*AIM A*. Copy the stretch of the XML encoding post from "That's where, IMHO, a" through "guess was wrong.".
*AIM B*. Summarize the XML encoding post in two sentences.

*SOURCE*.
────────────────────

Here's the relevant section on xml docs from the 1.0 spec:

In the absence of information provided by an external transport protocol (e.g. HTTP or MIME), it is a fatal error for an entity including an encoding declaration to be presented to the XML processor in an encoding other than that named in the declaration, or for an entity which begins with neither a Byte Order Mark nor an encoding declaration to use an encoding other than UTF-8. Note that since ASCII is a subset of UTF-8, ordinary ASCII entities do not strictly need an encoding declaration.

That's where, IMHO, a bunch of problems crop up. You create an XML document, encoded in utf-8. Now you make it available on a website, but forget to add encoding information. In most cases in the US, this isn't going to lead to any (obvious) problems. However, say this document comes from Europe, and has characters with accents (et. al.). Suddenly, you have badly encoded characters that show up on the client side as interesting garbage. Browsers mask this problem by having complex and sophisticated encoding guessers - they score the document if it doesn't have a declared encoding, and show you what seems best - and it usually works. Mozilla allows you to change the encoding if your eyeballs think the guess was wrong.

────────────────────

[Excerpts from a layout annotation set]
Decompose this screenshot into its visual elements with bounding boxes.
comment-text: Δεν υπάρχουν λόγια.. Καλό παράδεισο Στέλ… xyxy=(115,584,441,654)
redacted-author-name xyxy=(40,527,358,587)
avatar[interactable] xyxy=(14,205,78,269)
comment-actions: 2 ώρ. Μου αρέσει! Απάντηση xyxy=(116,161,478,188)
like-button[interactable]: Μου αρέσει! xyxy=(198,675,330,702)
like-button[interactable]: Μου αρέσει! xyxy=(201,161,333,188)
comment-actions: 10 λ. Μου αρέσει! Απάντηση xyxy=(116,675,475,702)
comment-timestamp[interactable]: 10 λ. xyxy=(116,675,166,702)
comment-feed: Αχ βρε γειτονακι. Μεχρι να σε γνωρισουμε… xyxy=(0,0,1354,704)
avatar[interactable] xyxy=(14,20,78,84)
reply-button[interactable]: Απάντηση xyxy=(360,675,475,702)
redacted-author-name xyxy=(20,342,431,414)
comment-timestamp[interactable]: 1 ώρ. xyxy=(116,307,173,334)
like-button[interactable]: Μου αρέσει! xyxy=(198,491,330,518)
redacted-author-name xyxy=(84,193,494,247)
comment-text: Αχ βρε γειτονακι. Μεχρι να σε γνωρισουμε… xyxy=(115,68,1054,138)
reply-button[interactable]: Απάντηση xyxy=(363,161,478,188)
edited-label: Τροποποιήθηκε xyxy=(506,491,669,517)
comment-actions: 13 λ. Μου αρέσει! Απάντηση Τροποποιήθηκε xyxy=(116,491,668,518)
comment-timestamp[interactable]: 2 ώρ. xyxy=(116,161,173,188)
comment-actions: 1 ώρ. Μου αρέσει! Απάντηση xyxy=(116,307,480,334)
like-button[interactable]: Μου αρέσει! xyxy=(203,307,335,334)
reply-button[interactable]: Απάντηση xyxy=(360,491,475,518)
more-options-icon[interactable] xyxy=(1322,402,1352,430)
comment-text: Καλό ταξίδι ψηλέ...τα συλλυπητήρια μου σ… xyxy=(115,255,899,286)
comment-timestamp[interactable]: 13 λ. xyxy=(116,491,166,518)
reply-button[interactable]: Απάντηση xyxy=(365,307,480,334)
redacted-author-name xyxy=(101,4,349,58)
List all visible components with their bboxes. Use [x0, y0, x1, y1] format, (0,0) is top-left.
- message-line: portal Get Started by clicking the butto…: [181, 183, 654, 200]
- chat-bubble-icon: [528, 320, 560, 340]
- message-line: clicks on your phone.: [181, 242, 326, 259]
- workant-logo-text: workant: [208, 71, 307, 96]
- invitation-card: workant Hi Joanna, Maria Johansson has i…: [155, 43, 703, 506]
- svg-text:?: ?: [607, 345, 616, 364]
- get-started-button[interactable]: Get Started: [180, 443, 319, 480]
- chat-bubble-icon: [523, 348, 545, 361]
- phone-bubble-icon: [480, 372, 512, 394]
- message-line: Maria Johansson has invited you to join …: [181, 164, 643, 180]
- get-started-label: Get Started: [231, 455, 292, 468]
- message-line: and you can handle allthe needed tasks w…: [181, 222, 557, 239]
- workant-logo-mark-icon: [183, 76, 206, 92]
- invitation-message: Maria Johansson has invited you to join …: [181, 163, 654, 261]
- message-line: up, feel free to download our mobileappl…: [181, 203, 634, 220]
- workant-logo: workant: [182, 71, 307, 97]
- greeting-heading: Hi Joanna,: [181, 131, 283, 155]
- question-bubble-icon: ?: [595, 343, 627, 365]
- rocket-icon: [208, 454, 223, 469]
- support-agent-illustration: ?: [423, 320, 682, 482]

────────────────────

*RIGHT ANSWER A*.
That's where, IMHO, a bunch of problems crop up. You create an XML document, encoded in utf-8. Now you make it available on a website, but forget to add encoding information. In most cases in the US, this isn't going to lead to any (obvious) problems. However, say this document comes from Europe, and has characters with accents (et. al.). Suddenly, you have badly encoded characters that show up on the client side as interesting garbage. Browsers mask this problem by having complex and sophisticated encoding guessers - they score the document if it doesn't have a declared encoding, and show you what seems best - and it usually works. Mozilla allows you to change the encoding if your eyeballs think the guess was wrong.

*RIGHT ANSWER B*. Under the XML 1.0 spec, when no external transport protocol supplies encoding information, an entity that uses an encoding other than the one it declares is a fatal error, and so is an entity without a Byte Order Mark or encoding declaration that uses anything but UTF-8. The post says that publishing a UTF-8 document without encoding information can garble accented characters, a problem browsers usually hide with encoding guessers, and Mozilla lets users change a wrong guess.